Pick out all lines of the entries that include the word "text" and copy them.

***** Source material

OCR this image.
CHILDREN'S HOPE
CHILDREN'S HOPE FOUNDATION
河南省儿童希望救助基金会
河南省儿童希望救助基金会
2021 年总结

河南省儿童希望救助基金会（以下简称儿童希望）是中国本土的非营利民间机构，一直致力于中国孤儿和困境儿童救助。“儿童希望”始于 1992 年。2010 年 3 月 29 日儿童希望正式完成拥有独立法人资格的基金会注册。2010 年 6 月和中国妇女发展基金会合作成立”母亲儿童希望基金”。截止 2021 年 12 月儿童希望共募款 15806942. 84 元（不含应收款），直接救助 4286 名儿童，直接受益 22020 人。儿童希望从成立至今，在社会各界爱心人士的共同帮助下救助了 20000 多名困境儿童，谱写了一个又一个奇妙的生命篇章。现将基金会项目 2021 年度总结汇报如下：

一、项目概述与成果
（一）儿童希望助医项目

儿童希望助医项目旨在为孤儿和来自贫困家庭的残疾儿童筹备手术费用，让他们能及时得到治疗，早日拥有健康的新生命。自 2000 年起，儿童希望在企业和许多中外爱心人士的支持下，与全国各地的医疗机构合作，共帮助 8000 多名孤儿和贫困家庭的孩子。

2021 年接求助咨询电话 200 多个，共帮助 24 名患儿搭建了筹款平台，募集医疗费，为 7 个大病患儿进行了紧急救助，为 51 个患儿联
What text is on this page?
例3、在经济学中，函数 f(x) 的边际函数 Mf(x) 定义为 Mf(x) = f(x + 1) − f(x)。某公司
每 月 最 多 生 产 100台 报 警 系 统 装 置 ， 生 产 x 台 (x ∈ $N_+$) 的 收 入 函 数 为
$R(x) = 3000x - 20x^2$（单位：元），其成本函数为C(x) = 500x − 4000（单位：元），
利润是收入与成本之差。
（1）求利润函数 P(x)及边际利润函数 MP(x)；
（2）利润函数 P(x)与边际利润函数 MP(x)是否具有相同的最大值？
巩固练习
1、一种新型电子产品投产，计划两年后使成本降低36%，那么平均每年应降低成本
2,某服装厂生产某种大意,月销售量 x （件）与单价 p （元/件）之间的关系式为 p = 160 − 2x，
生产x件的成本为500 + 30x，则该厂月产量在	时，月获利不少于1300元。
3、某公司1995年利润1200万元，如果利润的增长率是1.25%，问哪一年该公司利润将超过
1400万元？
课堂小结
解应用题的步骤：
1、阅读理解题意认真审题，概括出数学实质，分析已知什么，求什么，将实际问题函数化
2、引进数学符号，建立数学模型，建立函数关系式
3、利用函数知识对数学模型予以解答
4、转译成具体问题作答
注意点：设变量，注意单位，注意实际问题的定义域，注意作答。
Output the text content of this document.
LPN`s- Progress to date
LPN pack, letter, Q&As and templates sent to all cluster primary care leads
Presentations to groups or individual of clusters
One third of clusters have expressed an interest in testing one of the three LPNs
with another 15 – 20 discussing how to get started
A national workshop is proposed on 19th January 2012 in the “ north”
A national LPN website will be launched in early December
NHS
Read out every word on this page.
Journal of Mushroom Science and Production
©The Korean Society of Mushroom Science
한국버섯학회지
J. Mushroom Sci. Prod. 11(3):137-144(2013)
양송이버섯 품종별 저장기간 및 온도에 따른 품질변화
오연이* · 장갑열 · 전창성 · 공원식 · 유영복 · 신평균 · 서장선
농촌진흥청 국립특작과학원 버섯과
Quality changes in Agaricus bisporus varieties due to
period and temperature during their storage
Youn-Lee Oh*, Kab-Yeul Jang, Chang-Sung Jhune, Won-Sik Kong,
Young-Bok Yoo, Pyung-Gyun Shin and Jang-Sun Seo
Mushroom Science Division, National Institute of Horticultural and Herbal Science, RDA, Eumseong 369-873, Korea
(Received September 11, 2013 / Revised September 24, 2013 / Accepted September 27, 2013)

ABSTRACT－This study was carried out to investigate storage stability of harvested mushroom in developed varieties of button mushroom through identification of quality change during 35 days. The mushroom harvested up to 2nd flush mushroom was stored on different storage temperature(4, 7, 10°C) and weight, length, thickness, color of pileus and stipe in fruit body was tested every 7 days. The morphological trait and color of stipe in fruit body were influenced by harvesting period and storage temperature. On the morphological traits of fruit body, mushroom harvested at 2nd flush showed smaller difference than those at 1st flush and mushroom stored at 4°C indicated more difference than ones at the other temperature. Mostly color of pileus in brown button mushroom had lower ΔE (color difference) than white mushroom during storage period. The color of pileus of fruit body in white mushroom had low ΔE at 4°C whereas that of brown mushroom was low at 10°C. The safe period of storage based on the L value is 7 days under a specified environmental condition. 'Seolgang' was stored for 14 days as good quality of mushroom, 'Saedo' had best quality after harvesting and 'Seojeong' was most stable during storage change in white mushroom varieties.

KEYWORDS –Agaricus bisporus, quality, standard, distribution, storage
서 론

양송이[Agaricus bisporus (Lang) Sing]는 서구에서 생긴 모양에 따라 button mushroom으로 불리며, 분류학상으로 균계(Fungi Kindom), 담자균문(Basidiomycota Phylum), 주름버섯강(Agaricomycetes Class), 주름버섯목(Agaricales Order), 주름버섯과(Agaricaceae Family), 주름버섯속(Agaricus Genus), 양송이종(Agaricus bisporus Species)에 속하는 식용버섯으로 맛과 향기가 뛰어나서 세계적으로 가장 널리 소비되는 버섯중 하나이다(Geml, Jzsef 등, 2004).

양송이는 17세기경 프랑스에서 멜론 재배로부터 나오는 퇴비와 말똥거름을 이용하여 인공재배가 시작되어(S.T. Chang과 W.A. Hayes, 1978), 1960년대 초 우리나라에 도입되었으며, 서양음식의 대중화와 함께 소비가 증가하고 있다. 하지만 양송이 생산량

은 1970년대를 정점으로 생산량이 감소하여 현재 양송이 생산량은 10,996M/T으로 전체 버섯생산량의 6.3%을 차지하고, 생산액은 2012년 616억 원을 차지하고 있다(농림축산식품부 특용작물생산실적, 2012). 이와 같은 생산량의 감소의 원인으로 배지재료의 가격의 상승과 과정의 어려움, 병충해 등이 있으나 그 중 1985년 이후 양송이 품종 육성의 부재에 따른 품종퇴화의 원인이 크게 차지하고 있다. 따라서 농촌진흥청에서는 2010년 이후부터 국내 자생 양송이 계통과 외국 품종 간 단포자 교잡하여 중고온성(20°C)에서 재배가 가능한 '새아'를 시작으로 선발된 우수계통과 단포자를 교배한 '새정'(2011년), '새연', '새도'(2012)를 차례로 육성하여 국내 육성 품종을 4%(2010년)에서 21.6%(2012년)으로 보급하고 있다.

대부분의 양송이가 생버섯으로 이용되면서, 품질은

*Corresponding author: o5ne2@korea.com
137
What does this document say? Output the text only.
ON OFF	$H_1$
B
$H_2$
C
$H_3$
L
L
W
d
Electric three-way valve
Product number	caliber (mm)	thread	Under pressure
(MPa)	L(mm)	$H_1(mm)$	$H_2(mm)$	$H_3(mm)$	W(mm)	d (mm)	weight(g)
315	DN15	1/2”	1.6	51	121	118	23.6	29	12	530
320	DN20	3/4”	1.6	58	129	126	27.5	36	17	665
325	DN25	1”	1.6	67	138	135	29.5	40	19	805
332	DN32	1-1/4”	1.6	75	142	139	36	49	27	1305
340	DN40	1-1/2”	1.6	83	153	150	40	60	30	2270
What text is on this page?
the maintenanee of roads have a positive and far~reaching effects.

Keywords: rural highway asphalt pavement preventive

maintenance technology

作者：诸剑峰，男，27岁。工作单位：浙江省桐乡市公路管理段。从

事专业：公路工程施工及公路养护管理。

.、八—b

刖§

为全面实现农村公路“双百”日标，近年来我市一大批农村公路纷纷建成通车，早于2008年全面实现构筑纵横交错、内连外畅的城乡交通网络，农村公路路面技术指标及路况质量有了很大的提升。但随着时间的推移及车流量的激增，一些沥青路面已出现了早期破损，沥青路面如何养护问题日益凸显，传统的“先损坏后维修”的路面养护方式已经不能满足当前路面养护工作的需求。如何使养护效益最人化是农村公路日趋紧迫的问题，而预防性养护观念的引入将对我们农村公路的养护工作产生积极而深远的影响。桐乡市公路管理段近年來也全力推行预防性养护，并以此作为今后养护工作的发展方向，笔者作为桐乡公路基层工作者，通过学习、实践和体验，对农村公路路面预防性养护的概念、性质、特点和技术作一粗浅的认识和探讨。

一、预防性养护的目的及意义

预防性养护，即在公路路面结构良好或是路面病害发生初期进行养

**********

Answer in full:
What text is on this page?
Output the text content of this document.
What does this document say? Output the text only.
What text is on this page?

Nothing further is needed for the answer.